Record excerpts -
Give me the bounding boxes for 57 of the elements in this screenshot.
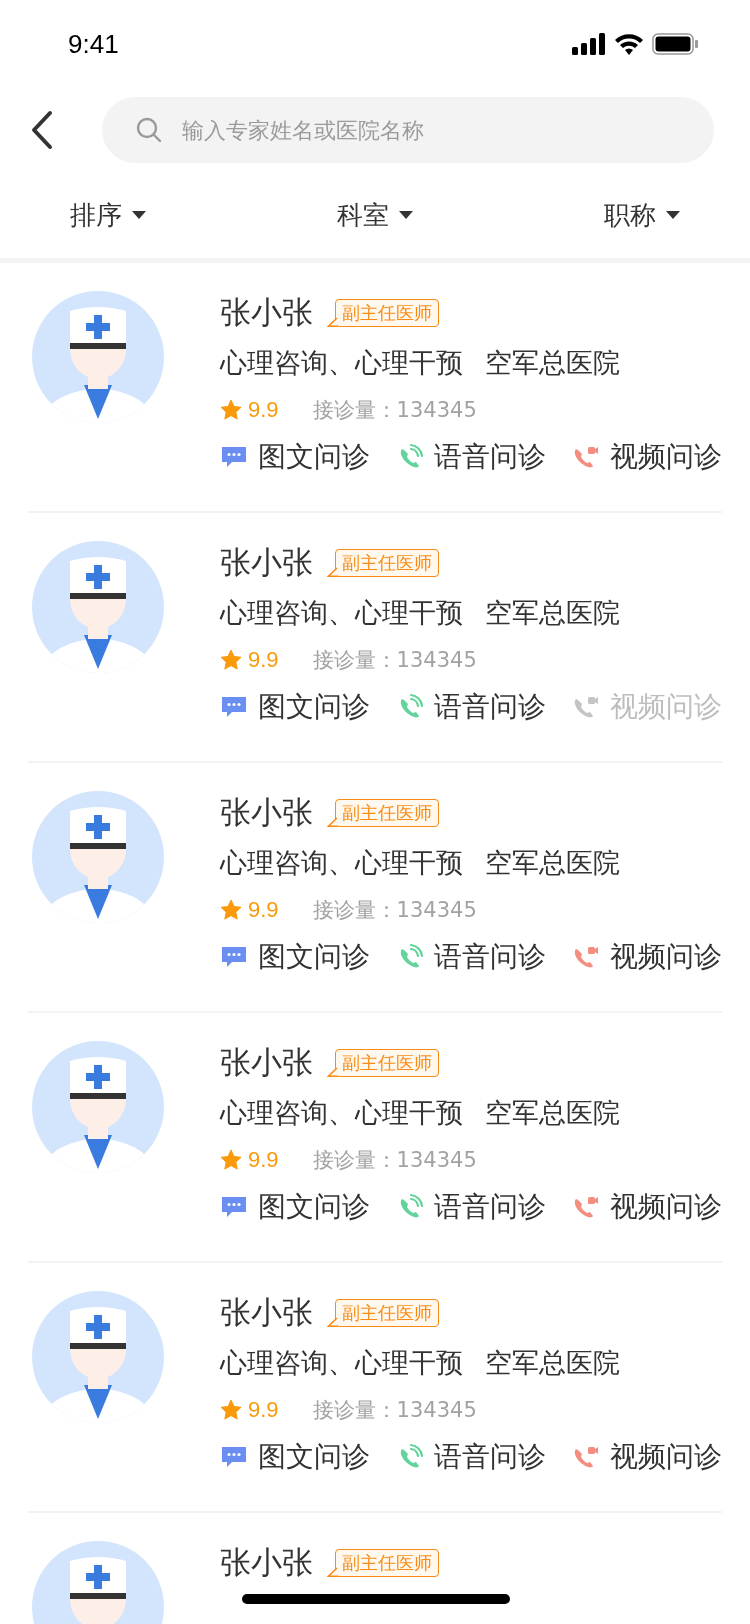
specialty-text: 心理咨询、心理干预 xyxy=(220,846,463,880)
specialty-text: 心理咨询、心理干预 xyxy=(220,1346,463,1380)
consult-option[interactable]: 图文问诊 xyxy=(220,1438,370,1476)
hospital-text: 空军总医院 xyxy=(485,1346,620,1380)
doctor-name: 张小张 xyxy=(220,1293,313,1332)
visit-count: 接诊量：134345 xyxy=(312,397,477,424)
consult-option[interactable]: 语音问诊 xyxy=(396,938,546,976)
hospital-text: 空军总医院 xyxy=(485,846,620,880)
consult-option[interactable]: 图文问诊 xyxy=(220,438,370,476)
visit-count: 接诊量：134345 xyxy=(312,1147,477,1174)
specialty-text: 心理咨询、心理干预 xyxy=(220,1096,463,1130)
star-icon xyxy=(220,1149,242,1171)
consult-option[interactable]: 语音问诊 xyxy=(396,438,546,476)
hospital-text: 空军总医院 xyxy=(485,346,620,380)
star-icon xyxy=(220,1399,242,1421)
rating-score: 9.9 xyxy=(248,1397,279,1423)
consult-option[interactable]: 图文问诊 xyxy=(220,688,370,726)
consult-option[interactable]: 语音问诊 xyxy=(396,688,546,726)
doctor-name: 张小张 xyxy=(220,293,313,332)
consult-option[interactable]: 视频问诊 xyxy=(572,938,722,976)
hospital-text: 空军总医院 xyxy=(485,596,620,630)
search-icon xyxy=(136,117,162,143)
rating-score: 9.9 xyxy=(248,397,279,423)
doctor-name: 张小张 xyxy=(220,543,313,582)
rating-score: 9.9 xyxy=(248,1147,279,1173)
filter-dropdown[interactable]: 排序 xyxy=(70,197,146,233)
visit-count: 接诊量：134345 xyxy=(312,647,477,674)
caret-icon xyxy=(666,211,680,219)
consult-option[interactable]: 图文问诊 xyxy=(220,1188,370,1226)
specialty-text: 心理咨询、心理干预 xyxy=(220,596,463,630)
doctor-name: 张小张 xyxy=(220,793,313,832)
consult-option[interactable]: 视频问诊 xyxy=(572,1188,722,1226)
signal-icon xyxy=(572,33,606,55)
star-icon xyxy=(220,649,242,671)
rating-score: 9.9 xyxy=(248,647,279,673)
status-time: 9:41 xyxy=(68,28,119,60)
doctor-name: 张小张 xyxy=(220,1543,313,1582)
consult-option[interactable]: 语音问诊 xyxy=(396,1438,546,1476)
caret-icon xyxy=(132,211,146,219)
star-icon xyxy=(220,899,242,921)
hospital-text: 空军总医院 xyxy=(485,1096,620,1130)
caret-icon xyxy=(399,211,413,219)
filter-dropdown[interactable]: 科室 xyxy=(337,197,413,233)
doctor-name: 张小张 xyxy=(220,1043,313,1082)
star-icon xyxy=(220,399,242,421)
visit-count: 接诊量：134345 xyxy=(312,1397,477,1424)
consult-option[interactable]: 语音问诊 xyxy=(396,1188,546,1226)
battery-icon xyxy=(652,33,698,55)
search-field[interactable]: 输入专家姓名或医院名称 xyxy=(102,97,714,163)
visit-count: 接诊量：134345 xyxy=(312,897,477,924)
filter-dropdown[interactable]: 职称 xyxy=(604,197,680,233)
consult-option[interactable]: 视频问诊 xyxy=(572,438,722,476)
specialty-text: 心理咨询、心理干预 xyxy=(220,346,463,380)
consult-option[interactable]: 图文问诊 xyxy=(220,938,370,976)
wifi-icon xyxy=(614,33,644,55)
consult-option[interactable]: 视频问诊 xyxy=(572,1438,722,1476)
rating-score: 9.9 xyxy=(248,897,279,923)
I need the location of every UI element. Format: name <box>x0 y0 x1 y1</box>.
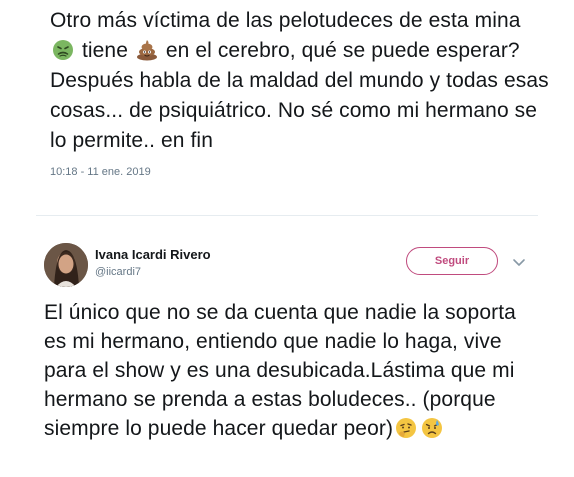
thinking-face-icon <box>395 417 417 439</box>
reply-tweet-text: El único que no se da cuenta que nadie l… <box>44 298 544 443</box>
top-tweet: Otro más víctima de las pelotudeces de e… <box>50 6 550 178</box>
top-tweet-text-part1: Otro más víctima de las pelotudeces de e… <box>50 9 521 32</box>
nauseated-face-icon <box>52 39 74 61</box>
user-info: Ivana Icardi Rivero @iicardi7 <box>95 247 211 278</box>
tweet-divider <box>36 215 538 216</box>
follow-button[interactable]: Seguir <box>406 247 498 275</box>
top-tweet-text: Otro más víctima de las pelotudeces de e… <box>50 6 550 156</box>
top-tweet-text-part2: tiene <box>81 39 128 62</box>
reply-header: Ivana Icardi Rivero @iicardi7 Seguir <box>44 243 534 287</box>
reply-text: El único que no se da cuenta que nadie l… <box>44 301 516 440</box>
pile-of-poo-icon <box>136 39 158 61</box>
display-name[interactable]: Ivana Icardi Rivero <box>95 247 211 262</box>
user-handle[interactable]: @iicardi7 <box>95 266 211 278</box>
sad-sweat-face-icon <box>421 417 443 439</box>
tweet-timestamp[interactable]: 10:18 - 11 ene. 2019 <box>50 166 550 178</box>
avatar[interactable] <box>44 243 88 287</box>
chevron-down-icon[interactable] <box>512 255 526 266</box>
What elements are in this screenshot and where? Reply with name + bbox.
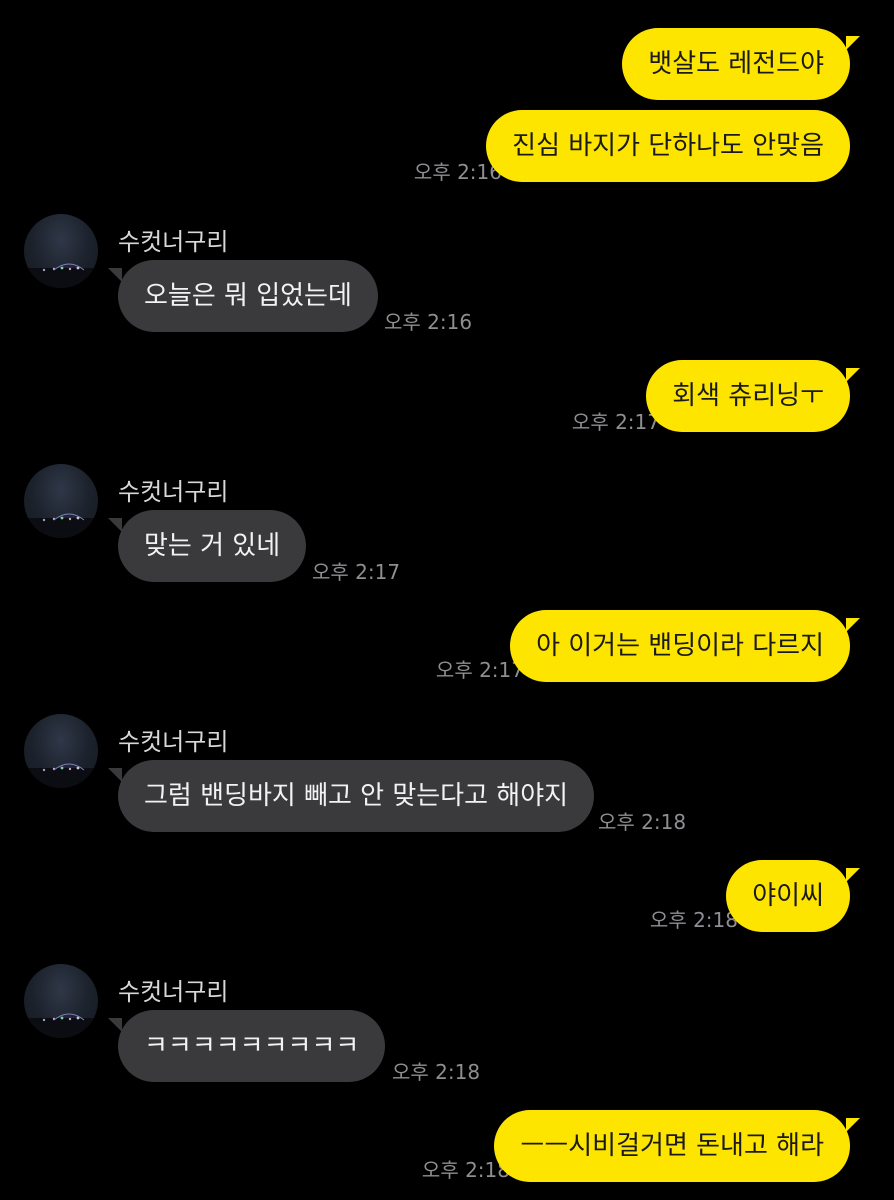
contact-name: 수컷너구리 [118,978,229,1006]
night-city-photo-icon [24,763,98,788]
bubble-tail [108,768,122,782]
message-timestamp: 오후 2:18 [598,810,687,834]
contact-name: 수컷너구리 [118,728,229,756]
contact-avatar[interactable] [24,964,98,1038]
my-message-bubble[interactable]: 진심 바지가 단하나도 안맞음 [486,110,850,182]
night-city-photo-icon [24,1013,98,1038]
message-timestamp: 오후 2:17 [571,410,660,434]
contact-avatar[interactable] [24,214,98,288]
bubble-tail [108,268,122,282]
message-timestamp: 오후 2:17 [435,658,524,682]
their-message-bubble[interactable]: 그럼 밴딩바지 빼고 안 맞는다고 해야지 [118,760,595,832]
bubble-tail [108,518,122,532]
contact-avatar[interactable] [24,714,98,788]
my-message-bubble[interactable]: 뱃살도 레전드야 [622,28,850,100]
message-timestamp: 오후 2:17 [312,560,401,584]
my-message-bubble[interactable]: 회색 츄리닝ㅜ [646,360,850,432]
night-city-photo-icon [24,513,98,538]
night-city-photo-icon [24,263,98,288]
bubble-tail [846,368,860,382]
contact-name: 수컷너구리 [118,228,229,256]
my-message-bubble[interactable]: 아 이거는 밴딩이라 다르지 [510,610,850,682]
bubble-tail [108,1018,122,1032]
their-message-bubble[interactable]: 맞는 거 있네 [118,510,307,582]
bubble-tail [846,618,860,632]
their-message-bubble[interactable]: ㅋㅋㅋㅋㅋㅋㅋㅋㅋ [118,1010,386,1082]
message-timestamp: 오후 2:18 [649,908,738,932]
contact-name: 수컷너구리 [118,478,229,506]
bubble-tail [846,1118,860,1132]
my-message-bubble[interactable]: 야이씨 [726,860,850,932]
my-message-bubble[interactable]: ㅡㅡ시비걸거면 돈내고 해라 [494,1110,850,1182]
bubble-tail [846,36,860,50]
contact-avatar[interactable] [24,464,98,538]
bubble-tail [846,868,860,882]
message-timestamp: 오후 2:16 [384,310,473,334]
message-timestamp: 오후 2:18 [392,1060,481,1084]
their-message-bubble[interactable]: 오늘은 뭐 입었는데 [118,260,378,332]
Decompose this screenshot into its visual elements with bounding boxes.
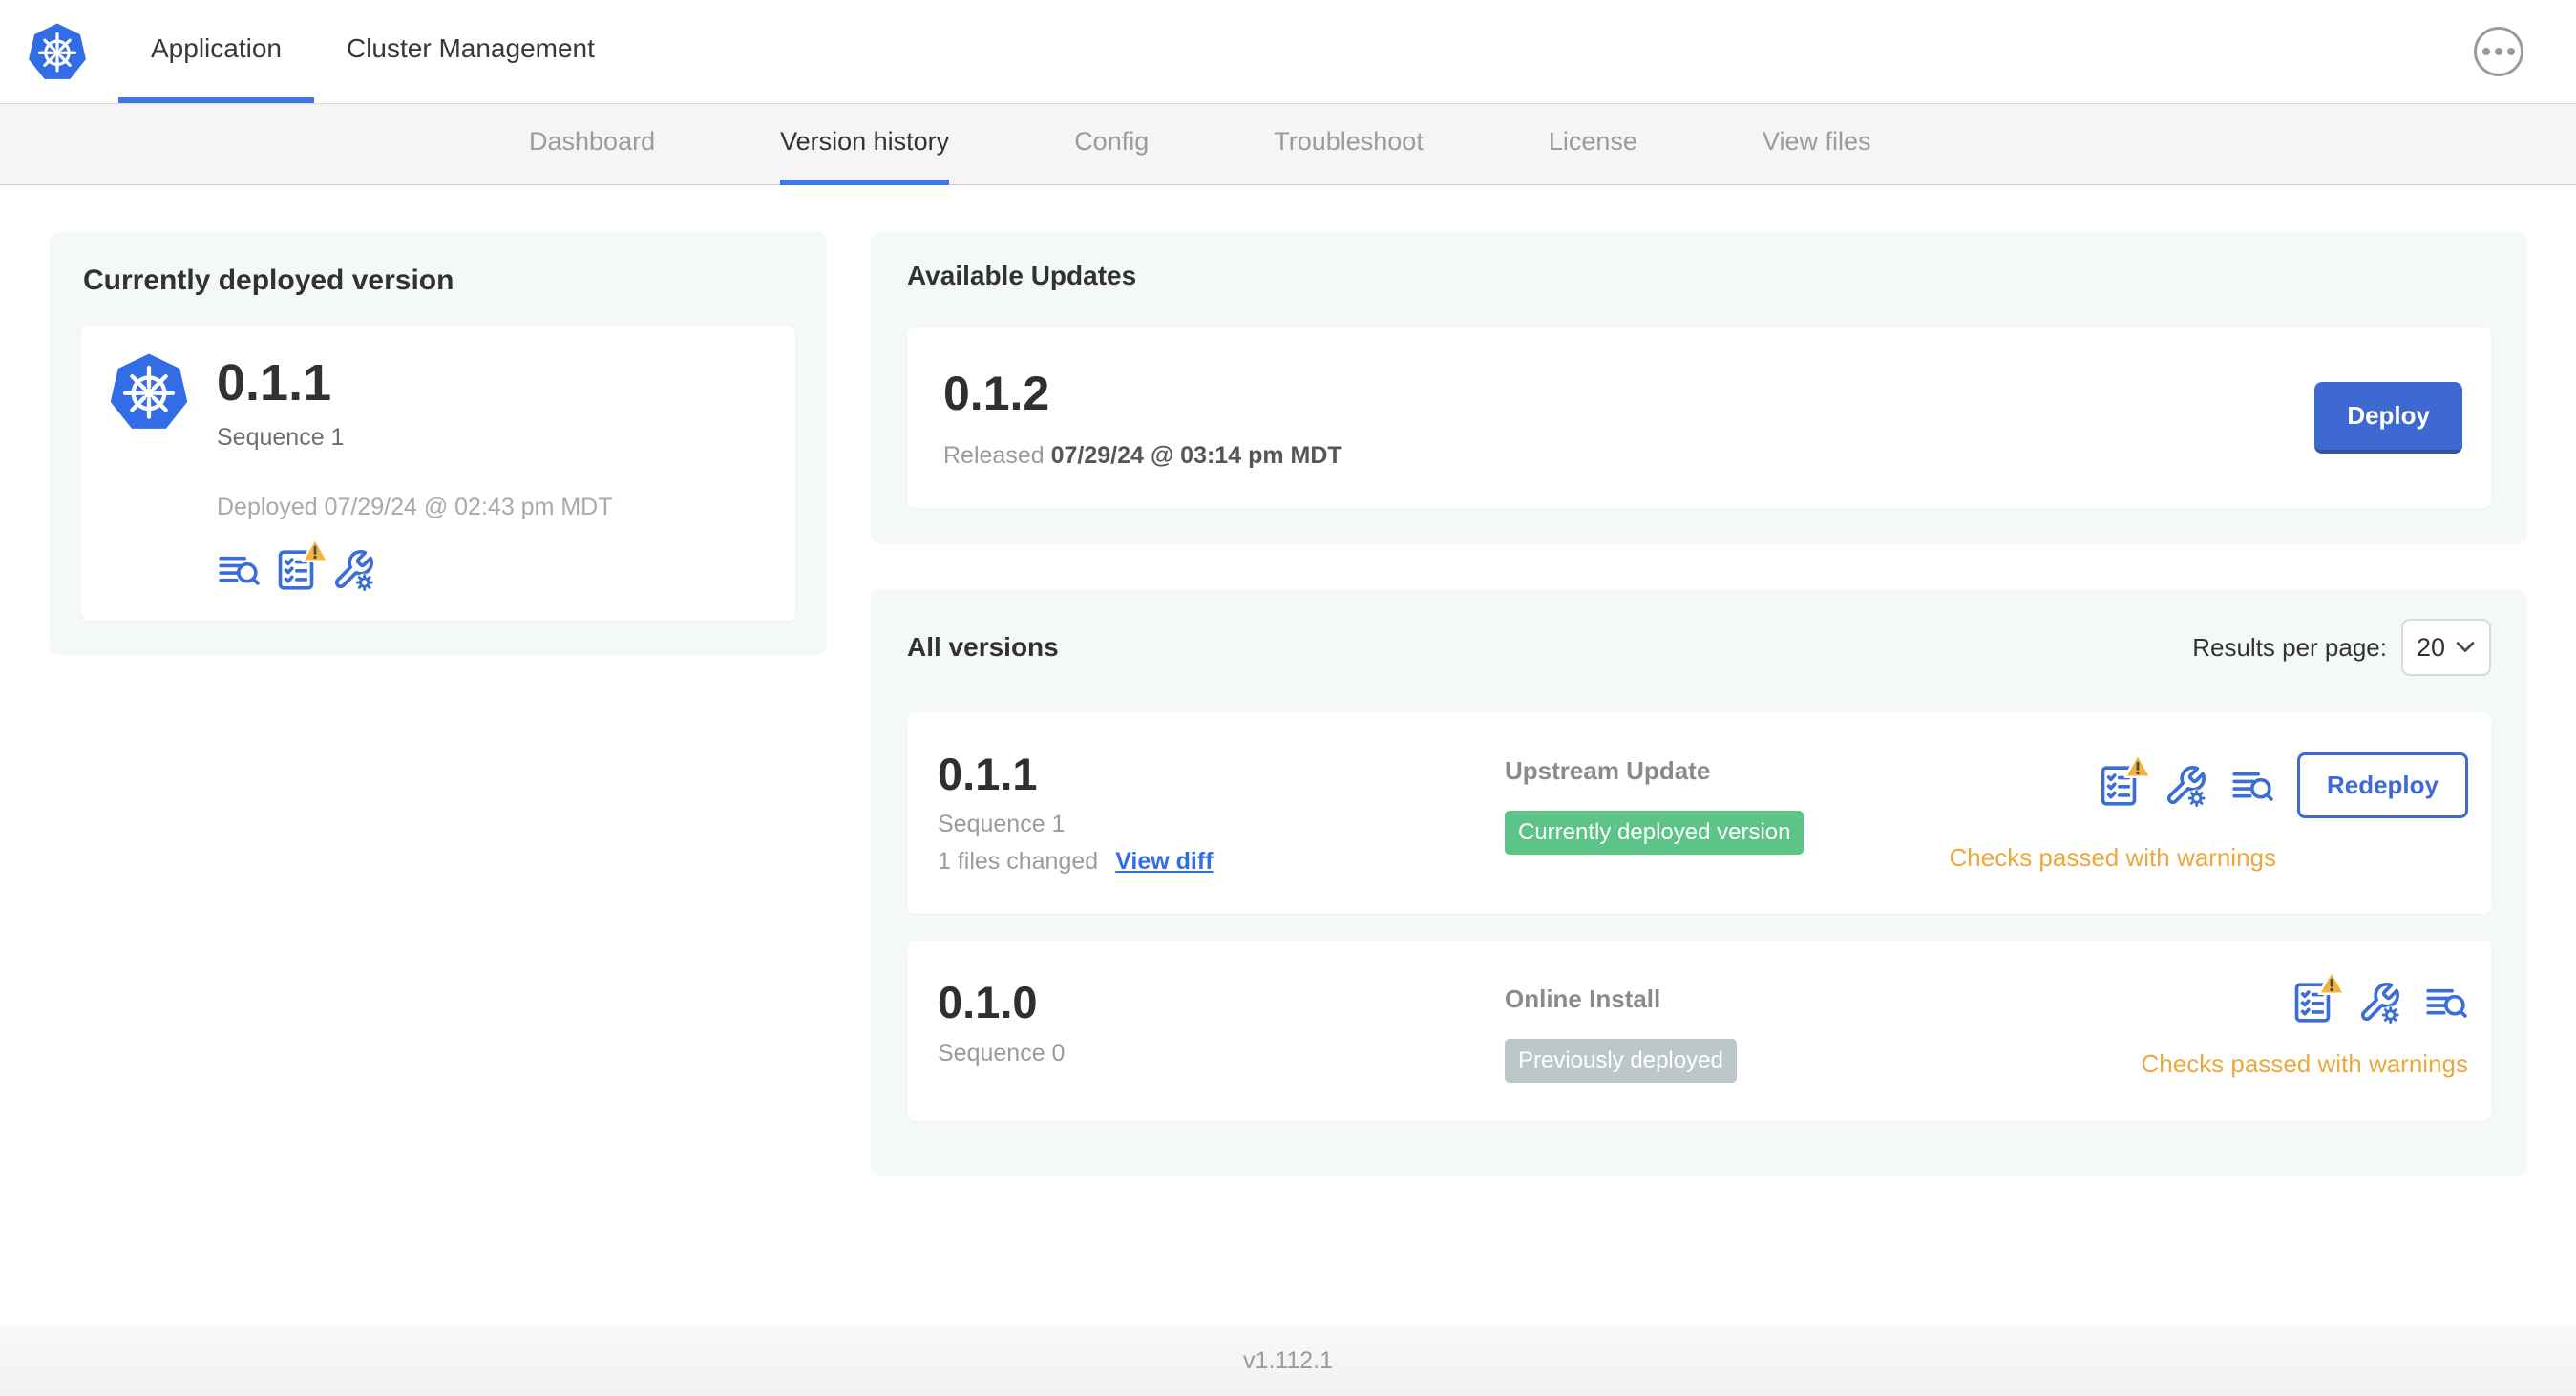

Written instruction - Present the lines from the line containing "thinking-face-icon <box>395 417 417 439</box>" up to and including the line containing "What elements are" as a Markdown table with the columns No. and Line, leaving out any blank lines.

Exercise response -
| No. | Line |
|---|---|
| 1 | thinking-face-icon <box>395 417 417 439</box> |
| 2 | reply-tweet-text: El único que no se da cuenta que nadie l… <box>44 298 544 443</box> |
| 3 | top-tweet: Otro más víctima de las pelotudeces de e… <box>50 6 550 178</box> |
| 4 | top-tweet-text-part1: Otro más víctima de las pelotudeces de e… <box>50 9 521 32</box> |
| 5 | nauseated-face-icon <box>52 39 74 61</box> |
| 6 | user-info: Ivana Icardi Rivero @iicardi7 <box>95 247 211 278</box> |
| 7 | tweet-divider <box>36 215 538 216</box> |
| 8 | follow-button[interactable]: Seguir <box>406 247 498 275</box> |
| 9 | top-tweet-text: Otro más víctima de las pelotudeces de e… <box>50 6 550 156</box> |
| 10 | top-tweet-text-part2: tiene <box>81 39 128 62</box> |
| 11 | reply-header: Ivana Icardi Rivero @iicardi7 Seguir <box>44 243 534 287</box> |
| 12 | reply-text: El único que no se da cuenta que nadie l… <box>44 301 516 440</box> |
| 13 | pile-of-poo-icon <box>136 39 158 61</box> |
| 14 | display-name[interactable]: Ivana Icardi Rivero <box>95 247 211 262</box> |
| 15 | user-handle[interactable]: @iicardi7 <box>95 266 211 278</box> |
| 16 | sad-sweat-face-icon <box>421 417 443 439</box> |
| 17 | tweet-timestamp[interactable]: 10:18 - 11 ene. 2019 <box>50 166 550 178</box> |
| 18 | avatar[interactable] <box>44 243 88 287</box> |
| 19 | chevron-down-icon[interactable] <box>512 255 526 266</box> |
| 20 | What elements are in this screenshot and where? Reply with name + bbox. |